**** Stored data

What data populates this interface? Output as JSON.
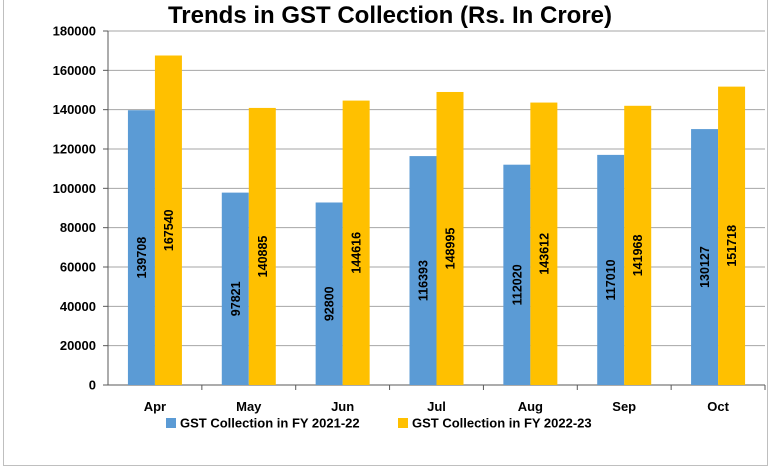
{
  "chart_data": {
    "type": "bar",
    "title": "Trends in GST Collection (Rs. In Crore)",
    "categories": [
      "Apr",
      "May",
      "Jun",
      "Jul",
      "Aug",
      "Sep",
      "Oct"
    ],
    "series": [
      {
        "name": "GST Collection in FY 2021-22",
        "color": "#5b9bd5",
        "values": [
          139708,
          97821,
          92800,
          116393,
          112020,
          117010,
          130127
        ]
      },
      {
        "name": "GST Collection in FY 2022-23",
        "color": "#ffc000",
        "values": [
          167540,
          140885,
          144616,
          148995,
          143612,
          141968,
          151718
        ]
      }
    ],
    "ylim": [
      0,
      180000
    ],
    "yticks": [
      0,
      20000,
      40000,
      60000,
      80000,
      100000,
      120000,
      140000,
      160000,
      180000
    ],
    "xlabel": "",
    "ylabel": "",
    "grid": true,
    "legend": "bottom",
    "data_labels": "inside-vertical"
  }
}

********

## Task prompt
Transcribe the complete set of entries verbatim. No pictures belong in the copy.

## Task response
What data populates this interface? Output as JSON.
{
  "chart_data": {
    "type": "bar",
    "title": "Trends in GST Collection (Rs. In Crore)",
    "categories": [
      "Apr",
      "May",
      "Jun",
      "Jul",
      "Aug",
      "Sep",
      "Oct"
    ],
    "series": [
      {
        "name": "GST Collection in FY 2021-22",
        "color": "#5b9bd5",
        "values": [
          139708,
          97821,
          92800,
          116393,
          112020,
          117010,
          130127
        ]
      },
      {
        "name": "GST Collection in FY 2022-23",
        "color": "#ffc000",
        "values": [
          167540,
          140885,
          144616,
          148995,
          143612,
          141968,
          151718
        ]
      }
    ],
    "ylim": [
      0,
      180000
    ],
    "yticks": [
      0,
      20000,
      40000,
      60000,
      80000,
      100000,
      120000,
      140000,
      160000,
      180000
    ],
    "xlabel": "",
    "ylabel": "",
    "grid": true,
    "legend": "bottom",
    "data_labels": "inside-vertical"
  }
}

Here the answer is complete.